→ **GIVEN EXERCISE**
Can you copy out the data unchanged, from its very first line through the line containing "y-tick-label: 1,000 [49, 373, 103, 395]", including both of those lines?

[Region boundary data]

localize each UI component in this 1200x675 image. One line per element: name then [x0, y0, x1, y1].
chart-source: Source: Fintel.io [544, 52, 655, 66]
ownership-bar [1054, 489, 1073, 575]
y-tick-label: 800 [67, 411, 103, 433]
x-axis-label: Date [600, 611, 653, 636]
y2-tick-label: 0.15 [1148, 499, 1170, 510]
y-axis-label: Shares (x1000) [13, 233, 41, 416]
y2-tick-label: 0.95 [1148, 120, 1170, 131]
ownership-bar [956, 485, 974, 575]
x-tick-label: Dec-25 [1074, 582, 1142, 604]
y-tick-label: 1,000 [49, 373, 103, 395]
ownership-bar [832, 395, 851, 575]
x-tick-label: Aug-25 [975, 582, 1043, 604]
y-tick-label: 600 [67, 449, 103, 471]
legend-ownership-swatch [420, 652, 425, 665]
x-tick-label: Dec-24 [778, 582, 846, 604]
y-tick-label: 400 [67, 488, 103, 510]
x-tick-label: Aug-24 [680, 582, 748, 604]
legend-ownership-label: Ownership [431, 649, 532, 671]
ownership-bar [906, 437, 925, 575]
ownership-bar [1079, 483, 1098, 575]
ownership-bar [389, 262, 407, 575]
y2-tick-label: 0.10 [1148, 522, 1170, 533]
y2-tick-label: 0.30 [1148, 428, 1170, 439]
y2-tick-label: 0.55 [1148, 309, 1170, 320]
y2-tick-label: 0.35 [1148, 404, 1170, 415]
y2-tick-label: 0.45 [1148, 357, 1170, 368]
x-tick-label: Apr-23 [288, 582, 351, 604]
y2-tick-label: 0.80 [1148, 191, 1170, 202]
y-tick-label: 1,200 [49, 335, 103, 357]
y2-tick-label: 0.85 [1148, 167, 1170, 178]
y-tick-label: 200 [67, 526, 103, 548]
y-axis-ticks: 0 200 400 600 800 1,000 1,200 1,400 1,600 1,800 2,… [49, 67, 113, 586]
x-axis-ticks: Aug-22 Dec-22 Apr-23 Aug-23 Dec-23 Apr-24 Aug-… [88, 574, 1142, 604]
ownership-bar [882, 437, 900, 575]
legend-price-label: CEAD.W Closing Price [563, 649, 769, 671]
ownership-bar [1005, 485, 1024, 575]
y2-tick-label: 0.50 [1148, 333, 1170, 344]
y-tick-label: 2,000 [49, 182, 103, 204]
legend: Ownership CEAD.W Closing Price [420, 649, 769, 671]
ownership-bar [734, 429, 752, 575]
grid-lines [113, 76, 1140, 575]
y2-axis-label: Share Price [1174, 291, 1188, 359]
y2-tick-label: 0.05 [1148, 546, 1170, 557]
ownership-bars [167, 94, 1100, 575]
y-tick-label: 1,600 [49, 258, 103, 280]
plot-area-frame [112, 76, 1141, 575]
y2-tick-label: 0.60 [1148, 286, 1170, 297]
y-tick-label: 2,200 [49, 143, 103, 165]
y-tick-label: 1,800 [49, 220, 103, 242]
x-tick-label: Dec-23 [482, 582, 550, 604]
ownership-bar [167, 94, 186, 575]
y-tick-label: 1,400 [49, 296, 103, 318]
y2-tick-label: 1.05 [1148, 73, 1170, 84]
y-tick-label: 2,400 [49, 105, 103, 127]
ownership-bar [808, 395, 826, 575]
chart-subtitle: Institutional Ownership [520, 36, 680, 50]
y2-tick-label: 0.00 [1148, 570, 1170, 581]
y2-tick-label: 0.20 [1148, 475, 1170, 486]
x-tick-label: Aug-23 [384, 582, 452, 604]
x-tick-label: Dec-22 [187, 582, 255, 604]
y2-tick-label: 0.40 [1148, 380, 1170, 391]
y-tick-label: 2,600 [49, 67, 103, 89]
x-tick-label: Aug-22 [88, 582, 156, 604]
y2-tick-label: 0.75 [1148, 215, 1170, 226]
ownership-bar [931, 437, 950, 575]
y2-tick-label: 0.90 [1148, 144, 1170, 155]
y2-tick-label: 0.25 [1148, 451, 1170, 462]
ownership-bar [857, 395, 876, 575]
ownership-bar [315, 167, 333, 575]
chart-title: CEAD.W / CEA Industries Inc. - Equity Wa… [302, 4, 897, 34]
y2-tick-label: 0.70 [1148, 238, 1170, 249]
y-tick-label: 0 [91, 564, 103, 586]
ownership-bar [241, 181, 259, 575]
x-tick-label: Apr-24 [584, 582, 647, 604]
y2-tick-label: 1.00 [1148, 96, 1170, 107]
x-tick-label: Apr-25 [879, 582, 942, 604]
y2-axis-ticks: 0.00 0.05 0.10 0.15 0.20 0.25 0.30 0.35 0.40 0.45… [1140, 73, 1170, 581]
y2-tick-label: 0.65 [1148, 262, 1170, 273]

→ **SOLUTION TO THE EXERCISE**
localize each UI component in this 1200x675 image. One line per element: name then [x0, y0, x1, y1].
chart-source: Source: Fintel.io [544, 52, 655, 66]
ownership-bar [1054, 489, 1073, 575]
y-tick-label: 800 [67, 411, 103, 433]
x-axis-label: Date [600, 611, 653, 636]
y2-tick-label: 0.15 [1148, 499, 1170, 510]
y-axis-label: Shares (x1000) [13, 233, 41, 416]
y2-tick-label: 0.95 [1148, 120, 1170, 131]
ownership-bar [956, 485, 974, 575]
x-tick-label: Dec-25 [1074, 582, 1142, 604]
y-tick-label: 1,000 [49, 373, 103, 395]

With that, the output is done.